_Exercise requirements_
Find and copy each line of the records where the string "Windows" shows up.
START Extracted material
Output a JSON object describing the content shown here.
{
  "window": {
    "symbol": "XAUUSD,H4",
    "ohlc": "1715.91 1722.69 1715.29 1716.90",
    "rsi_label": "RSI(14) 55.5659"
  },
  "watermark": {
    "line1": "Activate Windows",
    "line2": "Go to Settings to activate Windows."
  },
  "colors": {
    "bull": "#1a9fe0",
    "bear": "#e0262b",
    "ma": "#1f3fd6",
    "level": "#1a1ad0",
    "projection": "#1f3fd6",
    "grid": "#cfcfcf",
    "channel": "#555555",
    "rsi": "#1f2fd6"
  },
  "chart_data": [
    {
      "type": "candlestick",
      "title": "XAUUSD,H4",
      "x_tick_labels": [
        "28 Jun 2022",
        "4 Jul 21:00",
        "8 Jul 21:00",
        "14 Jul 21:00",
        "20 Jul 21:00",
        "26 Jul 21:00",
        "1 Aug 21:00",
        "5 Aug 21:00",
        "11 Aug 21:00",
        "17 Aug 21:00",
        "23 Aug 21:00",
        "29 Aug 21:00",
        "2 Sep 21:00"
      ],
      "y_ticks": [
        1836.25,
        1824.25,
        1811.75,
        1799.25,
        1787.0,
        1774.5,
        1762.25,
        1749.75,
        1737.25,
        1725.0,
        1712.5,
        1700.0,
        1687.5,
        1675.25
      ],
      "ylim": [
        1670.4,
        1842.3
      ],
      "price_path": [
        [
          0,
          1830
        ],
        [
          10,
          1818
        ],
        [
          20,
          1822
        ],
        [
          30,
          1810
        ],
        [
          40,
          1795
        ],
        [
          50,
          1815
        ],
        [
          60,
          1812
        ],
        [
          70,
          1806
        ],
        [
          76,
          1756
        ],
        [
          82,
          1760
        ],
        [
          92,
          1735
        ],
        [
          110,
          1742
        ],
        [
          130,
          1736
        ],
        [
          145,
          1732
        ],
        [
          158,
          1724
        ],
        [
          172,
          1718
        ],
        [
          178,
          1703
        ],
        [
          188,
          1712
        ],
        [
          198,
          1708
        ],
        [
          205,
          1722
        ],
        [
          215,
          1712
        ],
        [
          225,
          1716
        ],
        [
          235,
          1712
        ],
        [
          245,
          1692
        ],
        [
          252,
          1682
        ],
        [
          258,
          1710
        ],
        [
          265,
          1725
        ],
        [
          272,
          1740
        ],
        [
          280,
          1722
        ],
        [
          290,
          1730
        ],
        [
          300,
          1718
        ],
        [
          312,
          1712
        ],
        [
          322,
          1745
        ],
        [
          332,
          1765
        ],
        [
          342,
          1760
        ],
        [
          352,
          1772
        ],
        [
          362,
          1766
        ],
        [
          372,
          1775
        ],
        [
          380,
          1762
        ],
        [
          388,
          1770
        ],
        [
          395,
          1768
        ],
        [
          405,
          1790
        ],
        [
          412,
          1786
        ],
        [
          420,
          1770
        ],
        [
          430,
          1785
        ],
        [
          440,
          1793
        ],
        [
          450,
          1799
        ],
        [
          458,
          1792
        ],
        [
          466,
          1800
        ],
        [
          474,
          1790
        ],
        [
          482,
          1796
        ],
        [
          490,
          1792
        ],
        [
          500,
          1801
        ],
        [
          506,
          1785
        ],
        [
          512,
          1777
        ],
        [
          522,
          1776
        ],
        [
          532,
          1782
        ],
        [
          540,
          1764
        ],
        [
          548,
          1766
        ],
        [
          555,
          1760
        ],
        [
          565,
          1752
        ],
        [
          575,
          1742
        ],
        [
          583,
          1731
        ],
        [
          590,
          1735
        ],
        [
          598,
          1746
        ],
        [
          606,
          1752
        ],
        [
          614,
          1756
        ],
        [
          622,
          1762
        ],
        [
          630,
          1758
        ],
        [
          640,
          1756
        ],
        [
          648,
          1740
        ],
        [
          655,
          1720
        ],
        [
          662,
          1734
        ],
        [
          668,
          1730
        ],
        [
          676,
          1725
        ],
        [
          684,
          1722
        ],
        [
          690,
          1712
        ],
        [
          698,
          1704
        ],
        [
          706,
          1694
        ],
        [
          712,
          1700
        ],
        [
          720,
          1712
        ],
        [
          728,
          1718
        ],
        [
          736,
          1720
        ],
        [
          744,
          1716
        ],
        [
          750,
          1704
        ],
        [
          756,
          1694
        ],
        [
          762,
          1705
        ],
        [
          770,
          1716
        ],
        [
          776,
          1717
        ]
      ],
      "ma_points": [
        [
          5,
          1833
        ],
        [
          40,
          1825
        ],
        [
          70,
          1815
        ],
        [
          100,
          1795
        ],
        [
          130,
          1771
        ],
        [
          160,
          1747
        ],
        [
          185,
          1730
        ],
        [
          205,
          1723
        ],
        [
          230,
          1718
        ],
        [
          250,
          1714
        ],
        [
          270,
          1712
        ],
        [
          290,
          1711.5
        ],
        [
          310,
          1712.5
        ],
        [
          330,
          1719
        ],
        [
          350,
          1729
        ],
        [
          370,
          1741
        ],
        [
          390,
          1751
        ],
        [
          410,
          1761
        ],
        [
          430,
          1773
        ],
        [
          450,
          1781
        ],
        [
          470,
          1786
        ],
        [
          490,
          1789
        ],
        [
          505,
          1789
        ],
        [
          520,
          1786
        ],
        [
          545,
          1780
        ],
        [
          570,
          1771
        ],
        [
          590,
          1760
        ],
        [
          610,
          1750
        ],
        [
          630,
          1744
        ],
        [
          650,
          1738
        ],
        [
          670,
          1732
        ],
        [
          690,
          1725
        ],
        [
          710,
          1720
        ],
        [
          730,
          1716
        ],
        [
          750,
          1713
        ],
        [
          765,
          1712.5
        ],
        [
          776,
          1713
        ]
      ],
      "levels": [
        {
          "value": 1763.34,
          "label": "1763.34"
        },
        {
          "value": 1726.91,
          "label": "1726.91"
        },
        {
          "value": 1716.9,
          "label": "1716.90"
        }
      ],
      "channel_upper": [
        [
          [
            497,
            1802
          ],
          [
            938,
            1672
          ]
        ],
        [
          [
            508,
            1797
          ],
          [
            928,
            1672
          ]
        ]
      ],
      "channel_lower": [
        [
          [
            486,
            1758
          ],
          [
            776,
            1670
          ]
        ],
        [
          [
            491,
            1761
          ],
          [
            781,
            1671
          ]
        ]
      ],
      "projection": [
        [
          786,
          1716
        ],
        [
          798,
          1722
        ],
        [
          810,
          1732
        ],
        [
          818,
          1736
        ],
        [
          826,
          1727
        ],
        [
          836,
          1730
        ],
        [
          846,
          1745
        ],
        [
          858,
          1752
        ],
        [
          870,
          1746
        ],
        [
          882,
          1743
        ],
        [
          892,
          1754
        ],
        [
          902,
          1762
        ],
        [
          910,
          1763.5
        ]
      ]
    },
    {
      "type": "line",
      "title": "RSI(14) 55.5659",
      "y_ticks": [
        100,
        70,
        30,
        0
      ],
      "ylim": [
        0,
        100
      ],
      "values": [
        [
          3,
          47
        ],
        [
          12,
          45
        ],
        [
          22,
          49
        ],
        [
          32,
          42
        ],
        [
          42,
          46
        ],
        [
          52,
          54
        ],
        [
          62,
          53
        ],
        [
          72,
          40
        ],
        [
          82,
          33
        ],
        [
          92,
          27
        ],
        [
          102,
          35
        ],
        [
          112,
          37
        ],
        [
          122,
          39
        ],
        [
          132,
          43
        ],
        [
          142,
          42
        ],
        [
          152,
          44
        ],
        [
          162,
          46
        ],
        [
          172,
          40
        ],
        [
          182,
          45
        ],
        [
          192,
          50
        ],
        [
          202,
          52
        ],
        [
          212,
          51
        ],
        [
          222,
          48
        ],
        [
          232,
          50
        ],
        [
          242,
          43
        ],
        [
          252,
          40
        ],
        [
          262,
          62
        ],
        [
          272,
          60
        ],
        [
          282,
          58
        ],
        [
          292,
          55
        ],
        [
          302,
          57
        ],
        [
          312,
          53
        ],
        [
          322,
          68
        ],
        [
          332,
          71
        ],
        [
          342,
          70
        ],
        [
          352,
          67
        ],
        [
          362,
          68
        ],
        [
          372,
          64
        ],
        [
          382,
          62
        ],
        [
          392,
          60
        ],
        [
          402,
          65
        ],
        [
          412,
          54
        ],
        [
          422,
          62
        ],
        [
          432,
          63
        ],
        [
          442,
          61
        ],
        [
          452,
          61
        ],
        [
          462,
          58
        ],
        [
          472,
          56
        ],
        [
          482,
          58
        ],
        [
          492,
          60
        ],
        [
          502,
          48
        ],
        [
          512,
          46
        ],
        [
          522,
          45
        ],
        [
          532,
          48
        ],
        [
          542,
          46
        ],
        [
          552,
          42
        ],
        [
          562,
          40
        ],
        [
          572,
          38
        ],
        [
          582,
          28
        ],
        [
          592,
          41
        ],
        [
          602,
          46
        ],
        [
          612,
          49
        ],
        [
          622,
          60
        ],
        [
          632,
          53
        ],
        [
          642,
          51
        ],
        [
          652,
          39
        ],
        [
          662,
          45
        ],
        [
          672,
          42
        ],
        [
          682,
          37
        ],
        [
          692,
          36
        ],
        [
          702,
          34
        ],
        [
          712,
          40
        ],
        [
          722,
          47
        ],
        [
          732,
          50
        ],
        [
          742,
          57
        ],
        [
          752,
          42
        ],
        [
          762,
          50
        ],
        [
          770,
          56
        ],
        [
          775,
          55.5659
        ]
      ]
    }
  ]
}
END Extracted material
_Response to this exercise_
    "line1": "Activate Windows",
    "line2": "Go to Settings to activate Windows."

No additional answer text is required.